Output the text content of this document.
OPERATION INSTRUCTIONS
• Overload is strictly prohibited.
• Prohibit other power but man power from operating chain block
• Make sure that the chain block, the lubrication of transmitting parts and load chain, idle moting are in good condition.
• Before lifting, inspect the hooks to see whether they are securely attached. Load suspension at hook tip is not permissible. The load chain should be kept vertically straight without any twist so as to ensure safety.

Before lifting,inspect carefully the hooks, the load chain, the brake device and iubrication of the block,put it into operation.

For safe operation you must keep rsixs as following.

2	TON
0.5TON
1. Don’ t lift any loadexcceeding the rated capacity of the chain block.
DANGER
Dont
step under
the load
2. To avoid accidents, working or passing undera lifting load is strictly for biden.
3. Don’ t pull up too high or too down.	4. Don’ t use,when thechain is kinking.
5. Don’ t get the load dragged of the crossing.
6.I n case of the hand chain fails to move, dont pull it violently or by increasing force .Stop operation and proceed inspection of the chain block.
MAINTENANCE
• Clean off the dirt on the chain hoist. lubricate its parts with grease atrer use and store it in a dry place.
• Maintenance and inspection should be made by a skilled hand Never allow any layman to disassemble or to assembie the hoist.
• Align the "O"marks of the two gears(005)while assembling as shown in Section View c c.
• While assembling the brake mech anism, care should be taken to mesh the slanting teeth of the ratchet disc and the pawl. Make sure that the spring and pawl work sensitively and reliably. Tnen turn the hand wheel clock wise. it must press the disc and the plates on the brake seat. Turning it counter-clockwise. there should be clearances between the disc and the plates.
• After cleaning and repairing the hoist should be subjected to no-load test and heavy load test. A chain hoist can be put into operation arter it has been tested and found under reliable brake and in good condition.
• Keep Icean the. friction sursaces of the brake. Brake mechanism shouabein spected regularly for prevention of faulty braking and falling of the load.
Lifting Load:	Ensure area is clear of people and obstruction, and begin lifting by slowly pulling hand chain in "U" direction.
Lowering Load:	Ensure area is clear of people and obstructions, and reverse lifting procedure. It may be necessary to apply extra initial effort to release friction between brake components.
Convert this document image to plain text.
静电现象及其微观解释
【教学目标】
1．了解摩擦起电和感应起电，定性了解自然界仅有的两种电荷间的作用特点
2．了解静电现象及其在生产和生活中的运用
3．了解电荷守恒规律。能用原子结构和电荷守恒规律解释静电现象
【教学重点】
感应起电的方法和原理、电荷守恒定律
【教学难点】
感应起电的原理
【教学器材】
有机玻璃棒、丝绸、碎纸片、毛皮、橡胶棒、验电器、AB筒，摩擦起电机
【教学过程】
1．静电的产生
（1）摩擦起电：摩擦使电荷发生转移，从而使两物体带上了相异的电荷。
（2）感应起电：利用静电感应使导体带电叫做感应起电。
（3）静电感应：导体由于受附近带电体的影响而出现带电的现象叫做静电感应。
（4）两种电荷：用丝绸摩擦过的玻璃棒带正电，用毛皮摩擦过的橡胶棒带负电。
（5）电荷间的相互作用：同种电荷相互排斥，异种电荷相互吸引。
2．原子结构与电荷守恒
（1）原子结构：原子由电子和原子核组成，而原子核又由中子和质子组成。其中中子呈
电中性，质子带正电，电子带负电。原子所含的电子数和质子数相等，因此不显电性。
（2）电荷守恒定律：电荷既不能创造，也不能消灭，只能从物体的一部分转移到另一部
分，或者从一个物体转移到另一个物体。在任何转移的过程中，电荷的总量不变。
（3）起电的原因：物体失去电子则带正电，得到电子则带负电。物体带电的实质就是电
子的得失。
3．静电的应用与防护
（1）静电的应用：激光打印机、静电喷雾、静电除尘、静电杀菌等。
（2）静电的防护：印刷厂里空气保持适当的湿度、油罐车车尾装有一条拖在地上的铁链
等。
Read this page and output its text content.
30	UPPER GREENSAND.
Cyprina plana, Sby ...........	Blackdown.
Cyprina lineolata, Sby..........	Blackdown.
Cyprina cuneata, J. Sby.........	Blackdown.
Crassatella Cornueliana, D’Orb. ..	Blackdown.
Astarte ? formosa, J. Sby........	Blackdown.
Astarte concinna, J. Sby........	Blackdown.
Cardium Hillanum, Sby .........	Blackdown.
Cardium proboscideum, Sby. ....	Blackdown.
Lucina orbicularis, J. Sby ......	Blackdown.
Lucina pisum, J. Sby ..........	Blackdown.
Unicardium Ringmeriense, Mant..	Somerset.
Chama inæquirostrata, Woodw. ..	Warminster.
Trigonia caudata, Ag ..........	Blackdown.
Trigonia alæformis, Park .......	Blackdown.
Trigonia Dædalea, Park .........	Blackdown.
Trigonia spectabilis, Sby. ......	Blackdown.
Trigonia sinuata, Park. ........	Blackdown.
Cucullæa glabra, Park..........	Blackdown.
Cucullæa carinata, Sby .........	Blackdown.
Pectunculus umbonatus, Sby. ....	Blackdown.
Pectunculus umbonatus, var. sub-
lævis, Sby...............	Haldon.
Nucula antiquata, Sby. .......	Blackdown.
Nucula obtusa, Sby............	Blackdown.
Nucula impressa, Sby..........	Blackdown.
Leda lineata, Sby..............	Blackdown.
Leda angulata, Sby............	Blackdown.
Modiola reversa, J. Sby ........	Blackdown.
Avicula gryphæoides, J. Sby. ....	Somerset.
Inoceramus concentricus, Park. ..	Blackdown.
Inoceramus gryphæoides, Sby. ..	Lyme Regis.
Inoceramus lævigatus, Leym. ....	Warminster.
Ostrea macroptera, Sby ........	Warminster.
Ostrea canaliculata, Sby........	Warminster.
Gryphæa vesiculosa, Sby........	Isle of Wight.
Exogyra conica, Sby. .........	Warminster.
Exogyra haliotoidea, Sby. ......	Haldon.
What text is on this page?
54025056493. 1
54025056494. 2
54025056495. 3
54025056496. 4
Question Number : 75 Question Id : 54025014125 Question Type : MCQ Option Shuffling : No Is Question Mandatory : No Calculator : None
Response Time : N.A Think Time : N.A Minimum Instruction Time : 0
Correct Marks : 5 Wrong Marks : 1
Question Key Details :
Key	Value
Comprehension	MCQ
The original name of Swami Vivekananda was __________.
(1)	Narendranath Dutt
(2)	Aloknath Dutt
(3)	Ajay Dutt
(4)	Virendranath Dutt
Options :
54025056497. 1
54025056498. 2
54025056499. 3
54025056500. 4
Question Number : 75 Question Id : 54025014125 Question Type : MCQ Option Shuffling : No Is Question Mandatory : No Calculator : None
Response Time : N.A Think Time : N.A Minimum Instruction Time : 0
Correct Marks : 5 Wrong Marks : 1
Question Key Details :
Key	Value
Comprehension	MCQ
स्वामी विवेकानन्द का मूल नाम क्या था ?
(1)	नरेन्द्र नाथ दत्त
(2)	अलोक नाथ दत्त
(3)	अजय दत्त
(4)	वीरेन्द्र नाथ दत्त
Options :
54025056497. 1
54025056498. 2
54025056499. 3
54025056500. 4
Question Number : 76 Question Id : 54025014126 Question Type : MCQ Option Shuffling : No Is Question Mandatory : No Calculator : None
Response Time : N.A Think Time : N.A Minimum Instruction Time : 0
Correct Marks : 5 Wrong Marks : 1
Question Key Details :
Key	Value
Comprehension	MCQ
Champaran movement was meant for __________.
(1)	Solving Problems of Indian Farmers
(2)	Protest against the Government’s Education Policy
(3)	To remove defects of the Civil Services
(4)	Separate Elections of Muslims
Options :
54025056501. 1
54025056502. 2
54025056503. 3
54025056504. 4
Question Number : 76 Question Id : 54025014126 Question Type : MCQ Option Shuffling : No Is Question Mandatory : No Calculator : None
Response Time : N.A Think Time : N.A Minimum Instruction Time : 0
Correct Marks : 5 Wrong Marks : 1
__________________________________________________
**What is asked**
Copy all the records above exactly, missing none.

**Complete response**
Output the text content of this document.
OPERATION INSTRUCTIONS
• Overload is strictly prohibited.
• Prohibit other power but man power from operating chain block
• Make sure that the chain block, the lubrication of transmitting parts and load chain, idle moting are in good condition.
• Before lifting, inspect the hooks to see whether they are securely attached. Load suspension at hook tip is not permissible. The load chain should be kept vertically straight without any twist so as to ensure safety.

Before lifting,inspect carefully the hooks, the load chain, the brake device and iubrication of the block,put it into operation.

For safe operation you must keep rsixs as following.

2	TON
0.5TON
1. Don’ t lift any loadexcceeding the rated capacity of the chain block.
DANGER
Dont
step under
the load
2. To avoid accidents, working or passing undera lifting load is strictly for biden.
3. Don’ t pull up too high or too down.	4. Don’ t use,when thechain is kinking.
5. Don’ t get the load dragged of the crossing.
6.I n case of the hand chain fails to move, dont pull it violently or by increasing force .Stop operation and proceed inspection of the chain block.
MAINTENANCE
• Clean off the dirt on the chain hoist. lubricate its parts with grease atrer use and store it in a dry place.
• Maintenance and inspection should be made by a skilled hand Never allow any layman to disassemble or to assembie the hoist.
• Align the "O"marks of the two gears(005)while assembling as shown in Section View c c.
• While assembling the brake mech anism, care should be taken to mesh the slanting teeth of the ratchet disc and the pawl. Make sure that the spring and pawl work sensitively and reliably. Tnen turn the hand wheel clock wise. it must press the disc and the plates on the brake seat. Turning it counter-clockwise. there should be clearances between the disc and the plates.
• After cleaning and repairing the hoist should be subjected to no-load test and heavy load test. A chain hoist can be put into operation arter it has been tested and found under reliable brake and in good condition.
• Keep Icean the. friction sursaces of the brake. Brake mechanism shouabein spected regularly for prevention of faulty braking and falling of the load.
Lifting Load:	Ensure area is clear of people and obstruction, and begin lifting by slowly pulling hand chain in "U" direction.
Lowering Load:	Ensure area is clear of people and obstructions, and reverse lifting procedure. It may be necessary to apply extra initial effort to release friction between brake components.
Convert this document image to plain text.
静电现象及其微观解释
【教学目标】
1．了解摩擦起电和感应起电，定性了解自然界仅有的两种电荷间的作用特点
2．了解静电现象及其在生产和生活中的运用
3．了解电荷守恒规律。能用原子结构和电荷守恒规律解释静电现象
【教学重点】
感应起电的方法和原理、电荷守恒定律
【教学难点】
感应起电的原理
【教学器材】
有机玻璃棒、丝绸、碎纸片、毛皮、橡胶棒、验电器、AB筒，摩擦起电机
【教学过程】
1．静电的产生
（1）摩擦起电：摩擦使电荷发生转移，从而使两物体带上了相异的电荷。
（2）感应起电：利用静电感应使导体带电叫做感应起电。
（3）静电感应：导体由于受附近带电体的影响而出现带电的现象叫做静电感应。
（4）两种电荷：用丝绸摩擦过的玻璃棒带正电，用毛皮摩擦过的橡胶棒带负电。
（5）电荷间的相互作用：同种电荷相互排斥，异种电荷相互吸引。
2．原子结构与电荷守恒
（1）原子结构：原子由电子和原子核组成，而原子核又由中子和质子组成。其中中子呈
电中性，质子带正电，电子带负电。原子所含的电子数和质子数相等，因此不显电性。
（2）电荷守恒定律：电荷既不能创造，也不能消灭，只能从物体的一部分转移到另一部
分，或者从一个物体转移到另一个物体。在任何转移的过程中，电荷的总量不变。
（3）起电的原因：物体失去电子则带正电，得到电子则带负电。物体带电的实质就是电
子的得失。
3．静电的应用与防护
（1）静电的应用：激光打印机、静电喷雾、静电除尘、静电杀菌等。
（2）静电的防护：印刷厂里空气保持适当的湿度、油罐车车尾装有一条拖在地上的铁链
等。
Read this page and output its text content.
30	UPPER GREENSAND.
Cyprina plana, Sby ...........	Blackdown.
Cyprina lineolata, Sby..........	Blackdown.
Cyprina cuneata, J. Sby.........	Blackdown.
Crassatella Cornueliana, D’Orb. ..	Blackdown.
Astarte ? formosa, J. Sby........	Blackdown.
Astarte concinna, J. Sby........	Blackdown.
Cardium Hillanum, Sby .........	Blackdown.
Cardium proboscideum, Sby. ....	Blackdown.
Lucina orbicularis, J. Sby ......	Blackdown.
Lucina pisum, J. Sby ..........	Blackdown.
Unicardium Ringmeriense, Mant..	Somerset.
Chama inæquirostrata, Woodw. ..	Warminster.
Trigonia caudata, Ag ..........	Blackdown.
Trigonia alæformis, Park .......	Blackdown.
Trigonia Dædalea, Park .........	Blackdown.
Trigonia spectabilis, Sby. ......	Blackdown.
Trigonia sinuata, Park. ........	Blackdown.
Cucullæa glabra, Park..........	Blackdown.
Cucullæa carinata, Sby .........	Blackdown.
Pectunculus umbonatus, Sby. ....	Blackdown.
Pectunculus umbonatus, var. sub-
lævis, Sby...............	Haldon.
Nucula antiquata, Sby. .......	Blackdown.
Nucula obtusa, Sby............	Blackdown.
Nucula impressa, Sby..........	Blackdown.
Leda lineata, Sby..............	Blackdown.
Leda angulata, Sby............	Blackdown.
Modiola reversa, J. Sby ........	Blackdown.
Avicula gryphæoides, J. Sby. ....	Somerset.
Inoceramus concentricus, Park. ..	Blackdown.
Inoceramus gryphæoides, Sby. ..	Lyme Regis.
Inoceramus lævigatus, Leym. ....	Warminster.
Ostrea macroptera, Sby ........	Warminster.
Ostrea canaliculata, Sby........	Warminster.
Gryphæa vesiculosa, Sby........	Isle of Wight.
Exogyra conica, Sby. .........	Warminster.
Exogyra haliotoidea, Sby. ......	Haldon.
What text is on this page?
54025056493. 1
54025056494. 2
54025056495. 3
54025056496. 4
Question Number : 75 Question Id : 54025014125 Question Type : MCQ Option Shuffling : No Is Question Mandatory : No Calculator : None
Response Time : N.A Think Time : N.A Minimum Instruction Time : 0
Correct Marks : 5 Wrong Marks : 1
Question Key Details :
Key	Value
Comprehension	MCQ
The original name of Swami Vivekananda was __________.
(1)	Narendranath Dutt
(2)	Aloknath Dutt
(3)	Ajay Dutt
(4)	Virendranath Dutt
Options :
54025056497. 1
54025056498. 2
54025056499. 3
54025056500. 4
Question Number : 75 Question Id : 54025014125 Question Type : MCQ Option Shuffling : No Is Question Mandatory : No Calculator : None
Response Time : N.A Think Time : N.A Minimum Instruction Time : 0
Correct Marks : 5 Wrong Marks : 1
Question Key Details :
Key	Value
Comprehension	MCQ
स्वामी विवेकानन्द का मूल नाम क्या था ?
(1)	नरेन्द्र नाथ दत्त
(2)	अलोक नाथ दत्त
(3)	अजय दत्त
(4)	वीरेन्द्र नाथ दत्त
Options :
54025056497. 1
54025056498. 2
54025056499. 3
54025056500. 4
Question Number : 76 Question Id : 54025014126 Question Type : MCQ Option Shuffling : No Is Question Mandatory : No Calculator : None
Response Time : N.A Think Time : N.A Minimum Instruction Time : 0
Correct Marks : 5 Wrong Marks : 1
Question Key Details :
Key	Value
Comprehension	MCQ
Champaran movement was meant for __________.
(1)	Solving Problems of Indian Farmers
(2)	Protest against the Government’s Education Policy
(3)	To remove defects of the Civil Services
(4)	Separate Elections of Muslims
Options :
54025056501. 1
54025056502. 2
54025056503. 3
54025056504. 4
Question Number : 76 Question Id : 54025014126 Question Type : MCQ Option Shuffling : No Is Question Mandatory : No Calculator : None
Response Time : N.A Think Time : N.A Minimum Instruction Time : 0
Correct Marks : 5 Wrong Marks : 1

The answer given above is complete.